• _YOUR OBJECTIVE_
Only lines with the word "sleeping" are needed; collect each of them from the listing below.

• _INFORMATION SUPPLIED_
━━━━━━━━━━

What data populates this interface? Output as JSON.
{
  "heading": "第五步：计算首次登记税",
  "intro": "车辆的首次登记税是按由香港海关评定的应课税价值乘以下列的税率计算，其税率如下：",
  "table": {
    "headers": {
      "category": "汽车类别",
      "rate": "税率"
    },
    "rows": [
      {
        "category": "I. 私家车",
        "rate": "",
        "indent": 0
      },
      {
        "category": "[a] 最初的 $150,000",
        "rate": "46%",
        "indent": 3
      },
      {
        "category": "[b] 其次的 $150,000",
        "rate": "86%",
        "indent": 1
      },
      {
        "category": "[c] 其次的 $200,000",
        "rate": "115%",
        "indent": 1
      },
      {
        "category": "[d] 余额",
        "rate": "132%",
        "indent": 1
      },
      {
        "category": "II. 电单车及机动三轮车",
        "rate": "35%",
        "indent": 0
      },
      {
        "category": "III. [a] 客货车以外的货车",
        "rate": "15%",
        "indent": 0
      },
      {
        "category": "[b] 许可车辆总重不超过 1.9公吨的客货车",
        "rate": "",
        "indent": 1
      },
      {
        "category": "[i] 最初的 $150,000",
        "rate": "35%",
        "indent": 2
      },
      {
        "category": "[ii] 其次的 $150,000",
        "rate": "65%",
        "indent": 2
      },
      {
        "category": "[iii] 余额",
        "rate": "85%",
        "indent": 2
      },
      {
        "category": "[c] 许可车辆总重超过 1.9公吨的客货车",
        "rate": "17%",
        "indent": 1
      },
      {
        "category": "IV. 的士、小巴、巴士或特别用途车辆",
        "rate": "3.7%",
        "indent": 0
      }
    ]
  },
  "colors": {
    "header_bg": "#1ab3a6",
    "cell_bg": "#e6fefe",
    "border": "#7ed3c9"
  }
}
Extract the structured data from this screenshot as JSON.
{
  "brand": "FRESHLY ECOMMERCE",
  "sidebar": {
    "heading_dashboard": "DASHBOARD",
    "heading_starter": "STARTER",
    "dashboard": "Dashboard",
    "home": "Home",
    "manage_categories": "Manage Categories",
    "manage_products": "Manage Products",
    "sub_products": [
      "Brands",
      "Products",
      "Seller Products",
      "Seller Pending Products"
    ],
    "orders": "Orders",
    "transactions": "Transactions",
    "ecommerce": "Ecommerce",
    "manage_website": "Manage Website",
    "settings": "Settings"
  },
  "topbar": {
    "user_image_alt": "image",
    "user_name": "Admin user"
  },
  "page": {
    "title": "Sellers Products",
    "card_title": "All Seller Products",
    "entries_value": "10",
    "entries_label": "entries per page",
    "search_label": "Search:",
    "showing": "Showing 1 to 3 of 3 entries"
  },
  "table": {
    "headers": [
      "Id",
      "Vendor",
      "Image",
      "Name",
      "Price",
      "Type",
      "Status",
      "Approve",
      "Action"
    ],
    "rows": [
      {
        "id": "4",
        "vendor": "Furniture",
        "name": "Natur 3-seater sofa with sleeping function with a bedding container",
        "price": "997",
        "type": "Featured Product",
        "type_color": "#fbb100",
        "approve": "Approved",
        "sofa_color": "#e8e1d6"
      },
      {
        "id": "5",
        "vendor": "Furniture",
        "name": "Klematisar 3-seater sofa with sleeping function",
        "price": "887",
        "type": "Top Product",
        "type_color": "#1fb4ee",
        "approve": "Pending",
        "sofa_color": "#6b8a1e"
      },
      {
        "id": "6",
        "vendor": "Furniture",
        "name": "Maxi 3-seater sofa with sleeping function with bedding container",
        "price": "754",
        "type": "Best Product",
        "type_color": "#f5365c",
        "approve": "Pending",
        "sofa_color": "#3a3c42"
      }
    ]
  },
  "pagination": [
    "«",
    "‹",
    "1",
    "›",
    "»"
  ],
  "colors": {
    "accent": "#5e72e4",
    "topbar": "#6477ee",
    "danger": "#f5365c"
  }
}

━━━━━━━━━━

• _THE RESPONSE_
        "name": "Natur 3-seater sofa with sleeping function with a bedding container",
        "name": "Klematisar 3-seater sofa with sleeping function",
        "name": "Maxi 3-seater sofa with sleeping function with bedding container",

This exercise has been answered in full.